[GIVEN DATA]
· · · · ·

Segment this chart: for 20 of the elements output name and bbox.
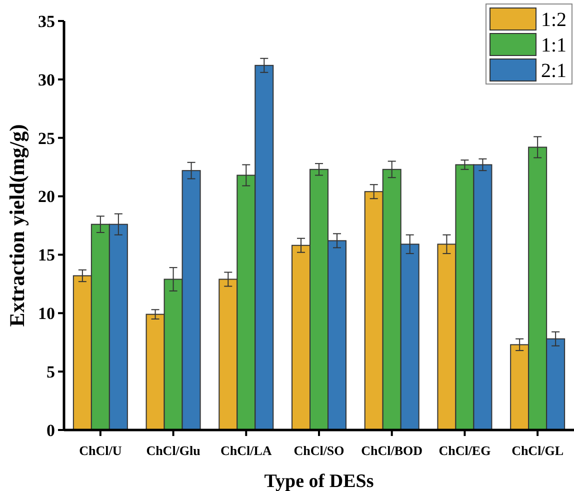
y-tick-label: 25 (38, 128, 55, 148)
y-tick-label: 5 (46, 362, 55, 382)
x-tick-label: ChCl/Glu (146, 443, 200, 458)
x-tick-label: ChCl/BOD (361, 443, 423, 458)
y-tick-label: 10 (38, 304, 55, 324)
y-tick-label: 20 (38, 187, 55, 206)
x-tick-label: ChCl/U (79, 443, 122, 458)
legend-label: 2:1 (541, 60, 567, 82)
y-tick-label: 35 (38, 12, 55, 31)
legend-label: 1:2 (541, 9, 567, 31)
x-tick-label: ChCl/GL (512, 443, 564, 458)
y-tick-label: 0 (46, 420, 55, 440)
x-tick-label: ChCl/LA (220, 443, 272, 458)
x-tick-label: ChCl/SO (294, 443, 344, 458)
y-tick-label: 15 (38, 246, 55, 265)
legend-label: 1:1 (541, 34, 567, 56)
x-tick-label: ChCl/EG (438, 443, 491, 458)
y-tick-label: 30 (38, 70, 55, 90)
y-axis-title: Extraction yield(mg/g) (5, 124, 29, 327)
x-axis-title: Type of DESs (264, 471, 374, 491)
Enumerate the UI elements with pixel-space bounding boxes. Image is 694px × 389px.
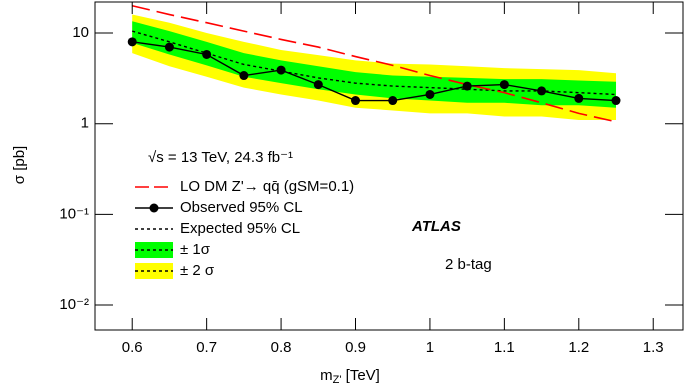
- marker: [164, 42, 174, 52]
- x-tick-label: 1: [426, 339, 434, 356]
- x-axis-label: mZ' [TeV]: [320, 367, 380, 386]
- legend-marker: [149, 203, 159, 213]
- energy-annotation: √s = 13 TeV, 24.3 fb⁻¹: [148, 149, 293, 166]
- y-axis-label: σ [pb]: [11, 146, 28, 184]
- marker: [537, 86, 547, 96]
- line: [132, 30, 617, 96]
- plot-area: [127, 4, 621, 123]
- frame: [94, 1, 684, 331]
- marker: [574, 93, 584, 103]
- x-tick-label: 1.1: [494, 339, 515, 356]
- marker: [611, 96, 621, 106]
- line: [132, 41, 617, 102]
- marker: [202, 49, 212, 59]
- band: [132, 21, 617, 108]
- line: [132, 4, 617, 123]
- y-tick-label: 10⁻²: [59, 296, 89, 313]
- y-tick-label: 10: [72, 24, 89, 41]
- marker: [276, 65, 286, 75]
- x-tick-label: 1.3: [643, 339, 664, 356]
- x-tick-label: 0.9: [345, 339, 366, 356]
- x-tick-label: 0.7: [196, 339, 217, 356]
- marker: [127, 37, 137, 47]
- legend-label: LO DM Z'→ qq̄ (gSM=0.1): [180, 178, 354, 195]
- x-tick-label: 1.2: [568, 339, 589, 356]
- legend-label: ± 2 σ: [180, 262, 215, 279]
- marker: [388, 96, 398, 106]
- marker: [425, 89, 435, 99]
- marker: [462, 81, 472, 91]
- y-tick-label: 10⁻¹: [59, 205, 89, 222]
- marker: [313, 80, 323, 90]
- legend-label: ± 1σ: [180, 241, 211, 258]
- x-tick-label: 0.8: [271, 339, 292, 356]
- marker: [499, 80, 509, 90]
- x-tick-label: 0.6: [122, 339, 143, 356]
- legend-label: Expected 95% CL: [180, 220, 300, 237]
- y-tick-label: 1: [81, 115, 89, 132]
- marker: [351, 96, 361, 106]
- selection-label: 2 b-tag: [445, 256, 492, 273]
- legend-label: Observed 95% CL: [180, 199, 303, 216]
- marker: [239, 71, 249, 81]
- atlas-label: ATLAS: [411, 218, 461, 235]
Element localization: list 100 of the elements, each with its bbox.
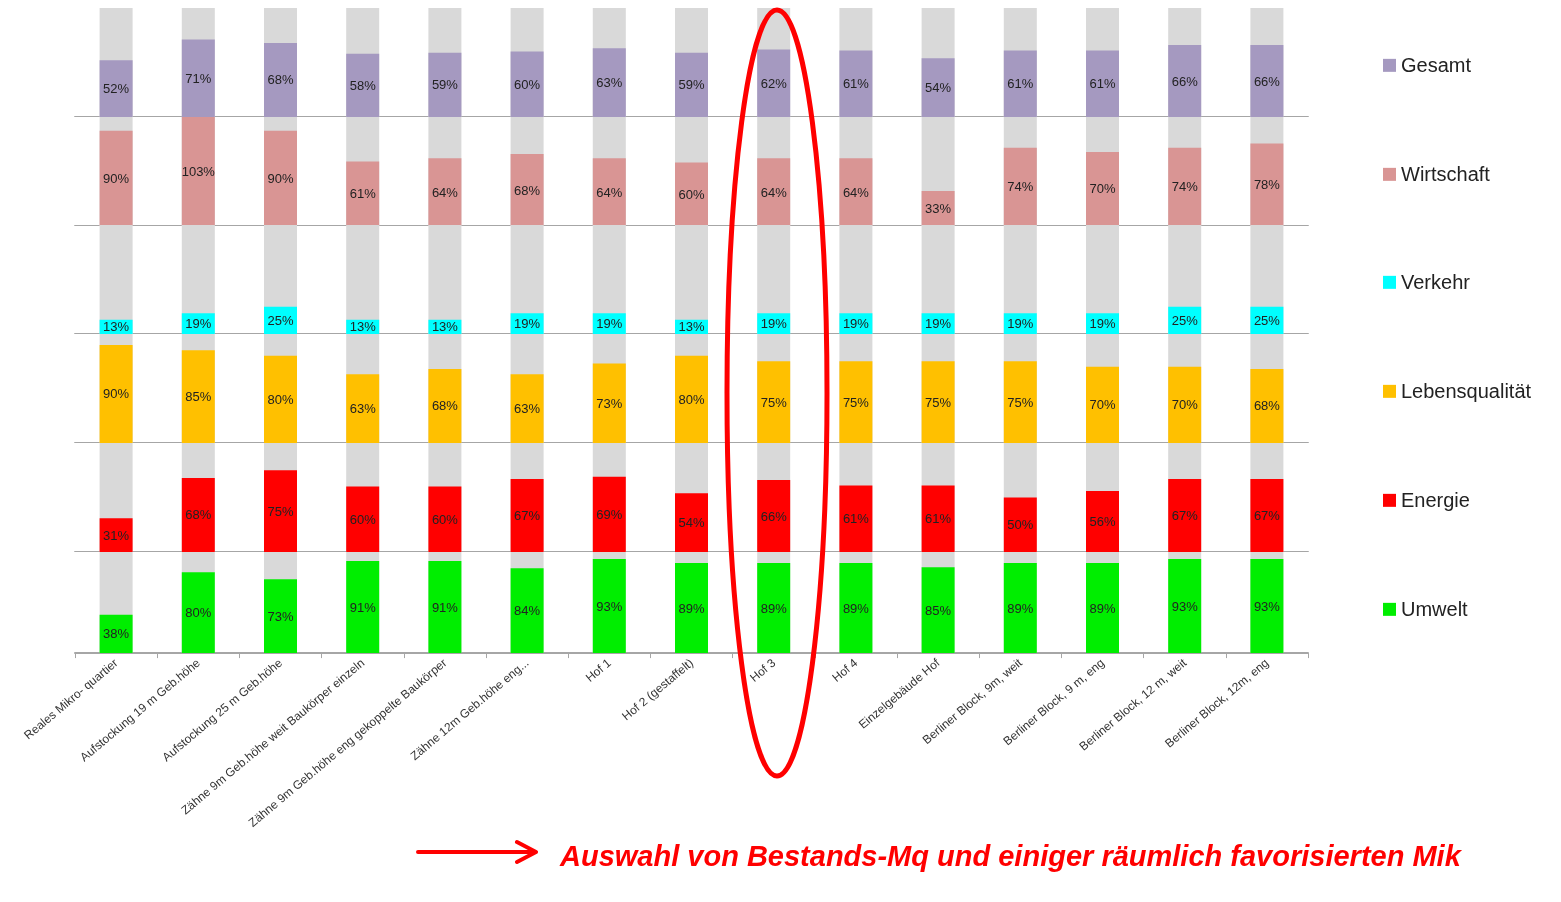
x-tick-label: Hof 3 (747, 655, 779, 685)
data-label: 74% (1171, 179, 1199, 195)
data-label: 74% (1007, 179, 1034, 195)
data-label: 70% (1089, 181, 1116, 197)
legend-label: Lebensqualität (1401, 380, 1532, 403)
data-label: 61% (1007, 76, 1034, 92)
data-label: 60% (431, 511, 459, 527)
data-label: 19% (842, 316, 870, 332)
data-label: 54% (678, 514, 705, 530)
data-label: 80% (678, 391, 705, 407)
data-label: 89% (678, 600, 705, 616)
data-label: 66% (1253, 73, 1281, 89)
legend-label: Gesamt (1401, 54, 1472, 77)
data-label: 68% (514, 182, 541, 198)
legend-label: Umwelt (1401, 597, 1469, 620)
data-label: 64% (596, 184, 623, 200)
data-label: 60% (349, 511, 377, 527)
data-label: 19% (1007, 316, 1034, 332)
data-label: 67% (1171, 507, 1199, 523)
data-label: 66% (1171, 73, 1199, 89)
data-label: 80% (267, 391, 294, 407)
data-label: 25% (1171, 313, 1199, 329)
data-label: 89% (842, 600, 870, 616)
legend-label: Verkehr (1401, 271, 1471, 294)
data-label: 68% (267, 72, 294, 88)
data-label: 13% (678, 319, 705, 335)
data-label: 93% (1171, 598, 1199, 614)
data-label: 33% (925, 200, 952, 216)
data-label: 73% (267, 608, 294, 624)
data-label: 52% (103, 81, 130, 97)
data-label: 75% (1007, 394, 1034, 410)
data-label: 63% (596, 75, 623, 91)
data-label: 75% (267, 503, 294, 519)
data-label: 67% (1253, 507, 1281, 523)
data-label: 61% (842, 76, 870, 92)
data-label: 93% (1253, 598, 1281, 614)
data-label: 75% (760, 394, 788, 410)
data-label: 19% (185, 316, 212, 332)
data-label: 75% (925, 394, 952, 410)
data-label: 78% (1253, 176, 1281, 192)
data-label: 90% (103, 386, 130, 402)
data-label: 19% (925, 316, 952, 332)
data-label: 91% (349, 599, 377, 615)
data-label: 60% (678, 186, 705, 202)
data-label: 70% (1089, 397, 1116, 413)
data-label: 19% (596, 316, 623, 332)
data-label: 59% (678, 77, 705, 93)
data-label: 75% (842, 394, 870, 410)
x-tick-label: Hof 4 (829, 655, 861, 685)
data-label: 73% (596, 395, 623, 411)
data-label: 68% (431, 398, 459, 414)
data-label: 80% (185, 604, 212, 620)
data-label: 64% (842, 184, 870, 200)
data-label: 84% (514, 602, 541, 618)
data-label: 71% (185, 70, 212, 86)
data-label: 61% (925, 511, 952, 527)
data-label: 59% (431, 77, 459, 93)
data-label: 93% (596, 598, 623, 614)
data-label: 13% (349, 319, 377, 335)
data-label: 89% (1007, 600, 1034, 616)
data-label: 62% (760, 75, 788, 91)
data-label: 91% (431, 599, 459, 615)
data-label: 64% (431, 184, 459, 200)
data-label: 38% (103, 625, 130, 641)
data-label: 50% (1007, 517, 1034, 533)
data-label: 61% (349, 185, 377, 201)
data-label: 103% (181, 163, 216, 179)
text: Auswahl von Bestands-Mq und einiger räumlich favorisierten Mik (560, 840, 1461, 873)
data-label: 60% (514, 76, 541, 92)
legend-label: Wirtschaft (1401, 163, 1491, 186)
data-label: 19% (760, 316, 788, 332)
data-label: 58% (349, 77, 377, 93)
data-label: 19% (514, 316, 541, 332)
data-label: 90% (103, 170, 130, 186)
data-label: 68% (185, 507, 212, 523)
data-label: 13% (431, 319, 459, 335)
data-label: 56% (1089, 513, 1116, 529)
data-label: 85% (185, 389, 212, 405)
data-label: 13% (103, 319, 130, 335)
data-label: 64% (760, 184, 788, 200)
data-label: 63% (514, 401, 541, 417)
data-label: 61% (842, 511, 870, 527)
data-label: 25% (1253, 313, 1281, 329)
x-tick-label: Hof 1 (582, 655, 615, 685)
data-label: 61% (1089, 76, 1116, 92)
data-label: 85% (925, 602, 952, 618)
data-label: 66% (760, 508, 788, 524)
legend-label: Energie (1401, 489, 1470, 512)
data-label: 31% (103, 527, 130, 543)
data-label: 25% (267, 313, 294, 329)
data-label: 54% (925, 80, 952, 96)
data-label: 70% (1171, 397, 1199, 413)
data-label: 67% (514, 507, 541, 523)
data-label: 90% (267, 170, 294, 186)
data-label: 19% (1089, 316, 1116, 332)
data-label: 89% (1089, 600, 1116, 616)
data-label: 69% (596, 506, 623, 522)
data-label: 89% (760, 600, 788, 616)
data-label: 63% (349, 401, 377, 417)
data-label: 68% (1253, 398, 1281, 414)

· · · · ·

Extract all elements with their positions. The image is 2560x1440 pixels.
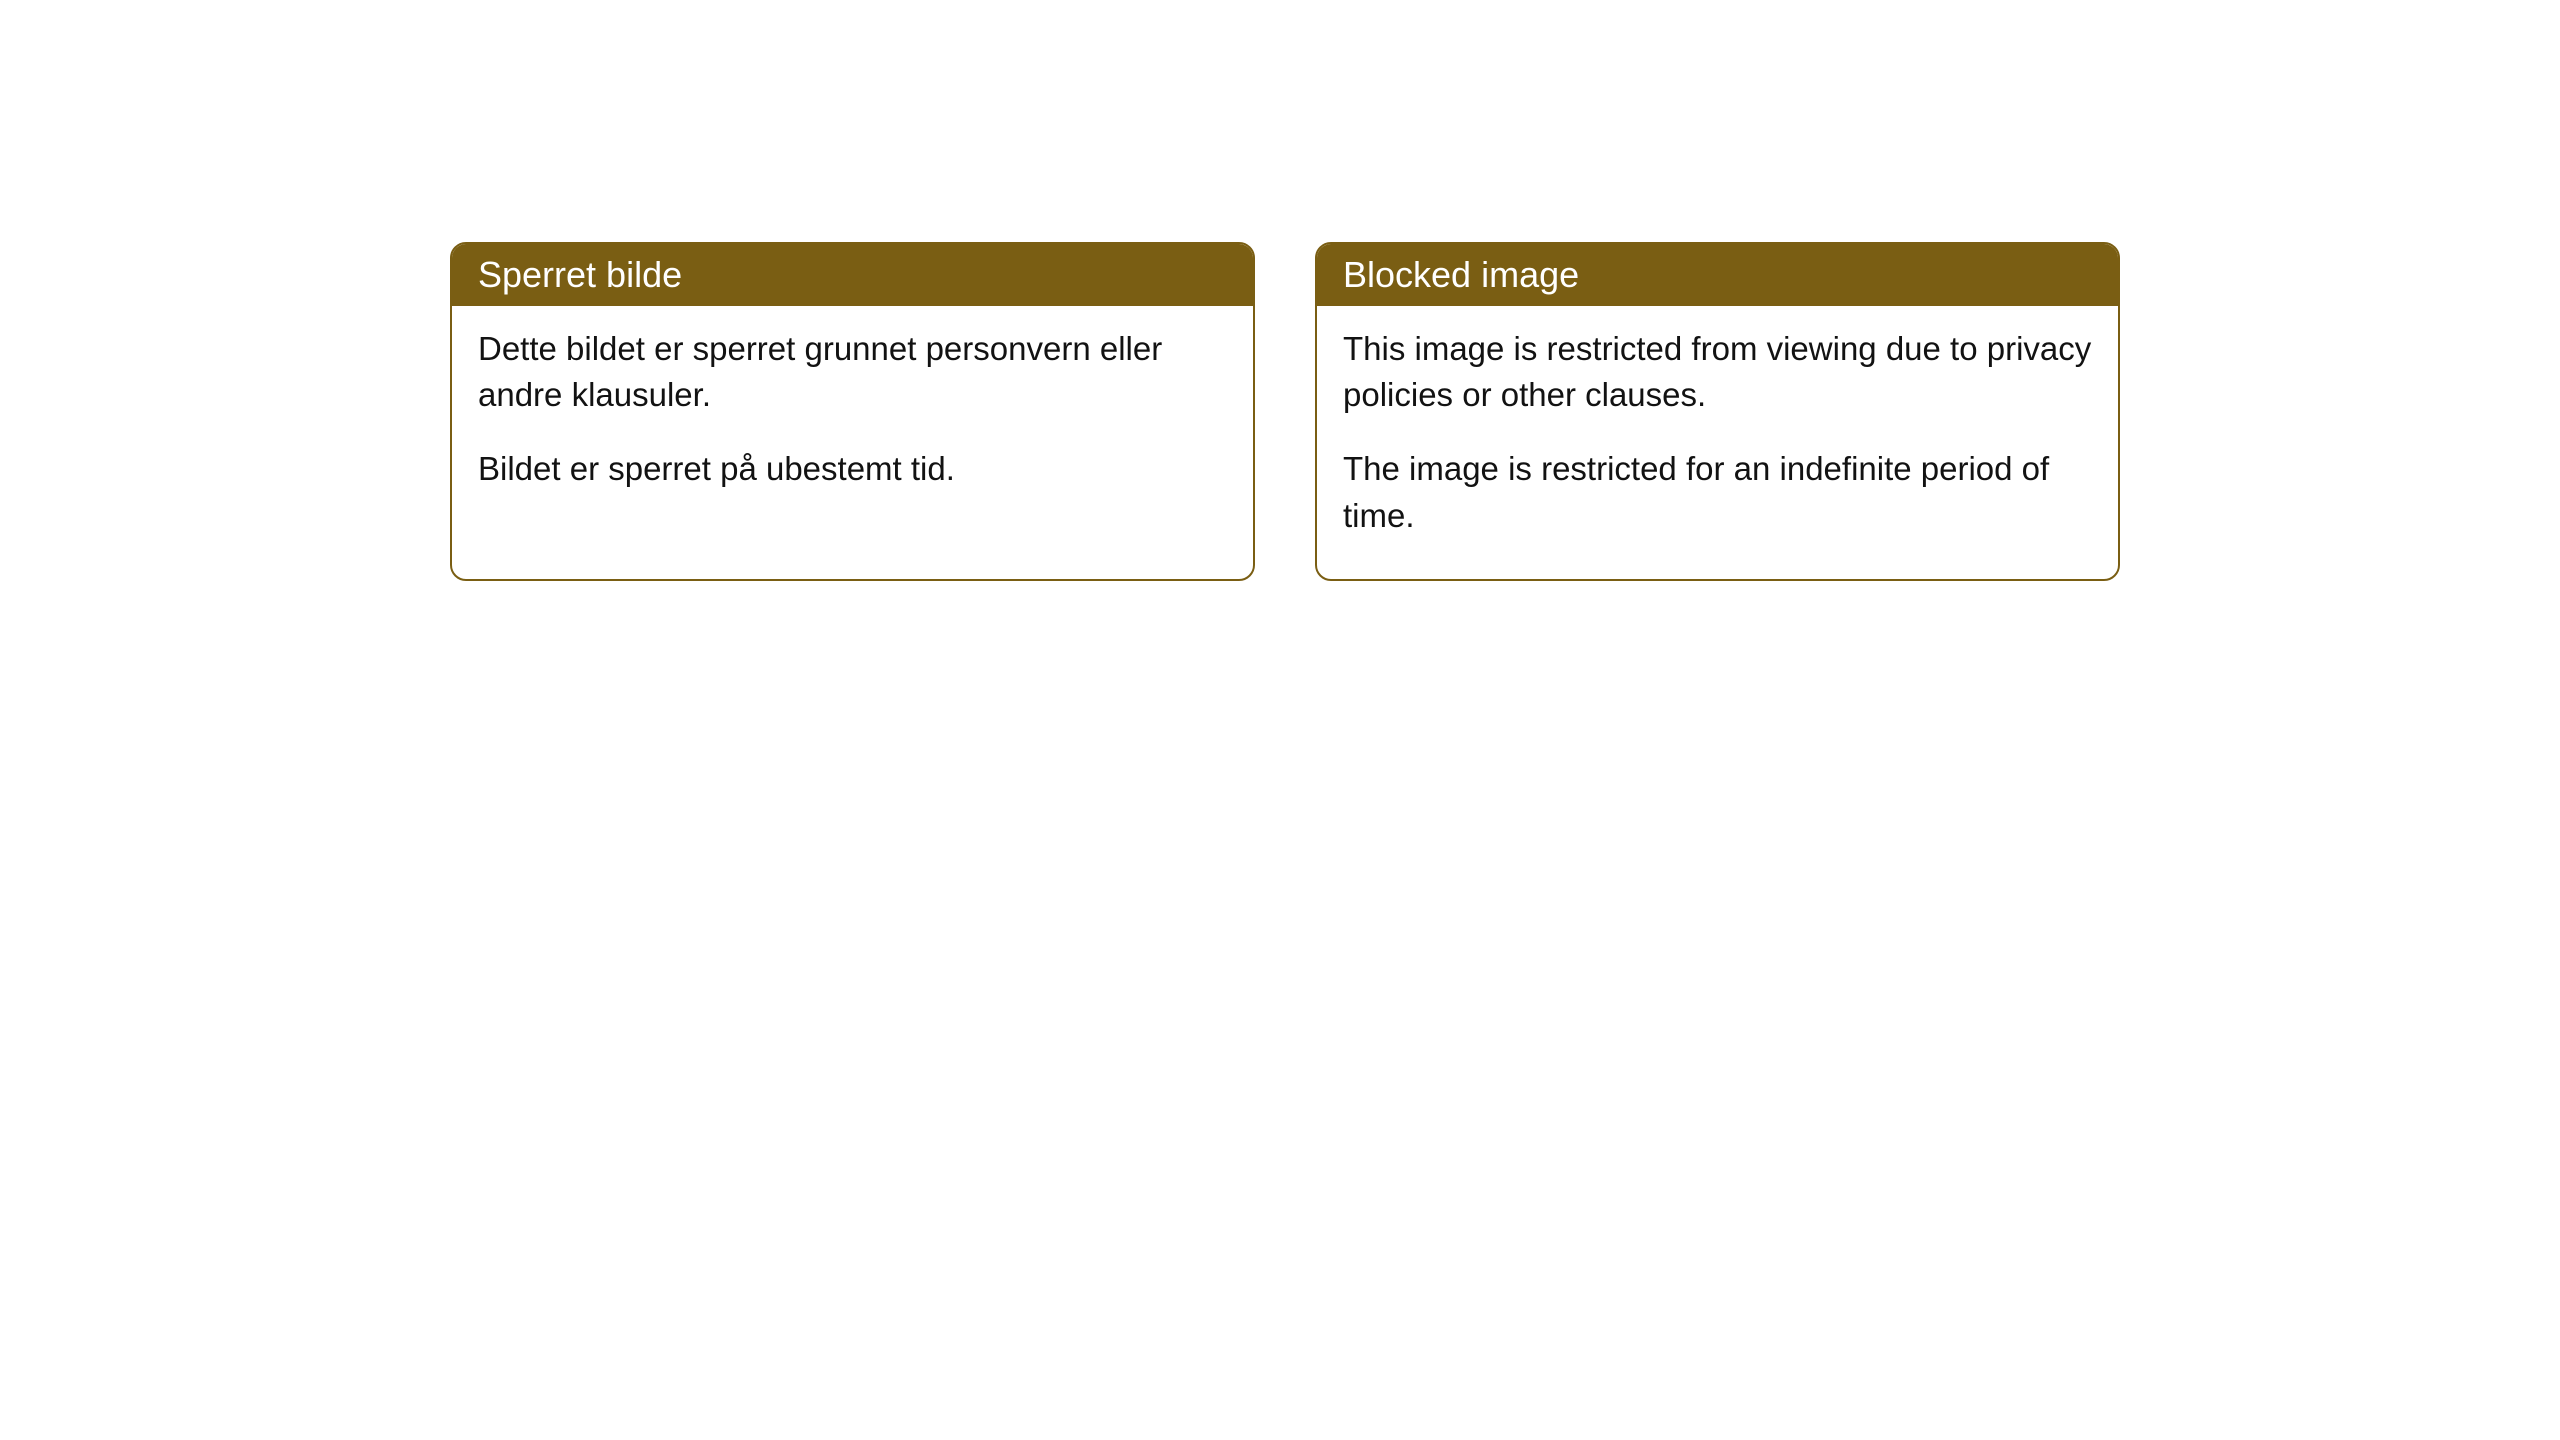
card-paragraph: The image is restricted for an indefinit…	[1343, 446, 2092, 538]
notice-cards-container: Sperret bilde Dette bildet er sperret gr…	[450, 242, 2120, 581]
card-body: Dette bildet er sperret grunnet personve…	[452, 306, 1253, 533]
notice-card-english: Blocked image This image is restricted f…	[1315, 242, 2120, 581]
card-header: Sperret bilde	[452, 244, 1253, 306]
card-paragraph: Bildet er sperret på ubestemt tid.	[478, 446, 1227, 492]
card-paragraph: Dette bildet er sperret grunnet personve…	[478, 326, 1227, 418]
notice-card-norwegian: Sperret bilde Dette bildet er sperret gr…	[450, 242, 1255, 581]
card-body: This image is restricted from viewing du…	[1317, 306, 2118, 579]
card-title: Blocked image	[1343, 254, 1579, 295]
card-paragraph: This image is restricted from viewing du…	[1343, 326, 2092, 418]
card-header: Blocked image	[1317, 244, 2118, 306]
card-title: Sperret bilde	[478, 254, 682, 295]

· · · · ·

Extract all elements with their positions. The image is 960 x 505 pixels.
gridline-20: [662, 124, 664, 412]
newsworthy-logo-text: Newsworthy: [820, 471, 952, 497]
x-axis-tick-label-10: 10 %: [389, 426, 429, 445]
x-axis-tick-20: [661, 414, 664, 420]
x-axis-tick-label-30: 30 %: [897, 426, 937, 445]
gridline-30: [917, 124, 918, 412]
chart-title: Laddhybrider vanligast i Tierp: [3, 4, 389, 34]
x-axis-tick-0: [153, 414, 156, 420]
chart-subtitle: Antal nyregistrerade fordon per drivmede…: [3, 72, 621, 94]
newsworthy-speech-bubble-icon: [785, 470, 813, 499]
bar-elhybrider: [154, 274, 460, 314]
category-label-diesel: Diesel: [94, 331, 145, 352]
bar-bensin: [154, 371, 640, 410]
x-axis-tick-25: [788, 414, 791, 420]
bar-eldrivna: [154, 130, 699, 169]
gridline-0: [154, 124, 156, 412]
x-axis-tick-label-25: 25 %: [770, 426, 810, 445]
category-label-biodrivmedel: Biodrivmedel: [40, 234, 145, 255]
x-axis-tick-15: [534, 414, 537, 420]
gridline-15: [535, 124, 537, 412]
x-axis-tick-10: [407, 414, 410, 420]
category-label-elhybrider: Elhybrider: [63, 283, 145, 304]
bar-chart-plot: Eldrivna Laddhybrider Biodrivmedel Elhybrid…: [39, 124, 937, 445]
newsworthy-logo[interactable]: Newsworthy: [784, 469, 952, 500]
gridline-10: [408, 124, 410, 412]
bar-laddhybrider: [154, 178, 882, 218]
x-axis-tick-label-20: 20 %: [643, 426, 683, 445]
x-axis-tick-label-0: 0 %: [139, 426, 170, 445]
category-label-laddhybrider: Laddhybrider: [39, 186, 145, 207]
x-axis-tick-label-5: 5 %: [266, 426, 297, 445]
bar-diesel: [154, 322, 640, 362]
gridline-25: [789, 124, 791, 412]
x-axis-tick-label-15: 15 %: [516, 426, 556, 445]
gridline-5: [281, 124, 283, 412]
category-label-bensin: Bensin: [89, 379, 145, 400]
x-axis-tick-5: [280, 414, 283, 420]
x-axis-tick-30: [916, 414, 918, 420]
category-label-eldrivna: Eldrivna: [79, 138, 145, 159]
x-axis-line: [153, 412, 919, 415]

· · · · ·

[TASK OBJECTIVE]
Render the listing lines from the one containing "x-tick-label: Hof 3 (747, 655, 779, 685)" through the one containing "data-label: 68% (514, 182, 541, 198)" as a Markdown table with two columns: No. for the row number and Line for the line itself. Leave out any blank lines.

[ANSWER BELOW]
| No. | Line |
|---|---|
| 1 | x-tick-label: Hof 3 (747, 655, 779, 685) |
| 2 | data-label: 74% (1171, 179, 1199, 195) |
| 3 | data-label: 74% (1007, 179, 1034, 195) |
| 4 | data-label: 70% (1089, 181, 1116, 197) |
| 5 | legend-label: Lebensqualität (1401, 380, 1532, 403) |
| 6 | data-label: 61% (1007, 76, 1034, 92) |
| 7 | data-label: 60% (431, 511, 459, 527) |
| 8 | data-label: 19% (842, 316, 870, 332) |
| 9 | data-label: 54% (678, 514, 705, 530) |
| 10 | data-label: 80% (678, 391, 705, 407) |
| 11 | data-label: 89% (678, 600, 705, 616) |
| 12 | data-label: 66% (1253, 73, 1281, 89) |
| 13 | legend-label: Gesamt (1401, 54, 1472, 77) |
| 14 | data-label: 68% (514, 182, 541, 198) |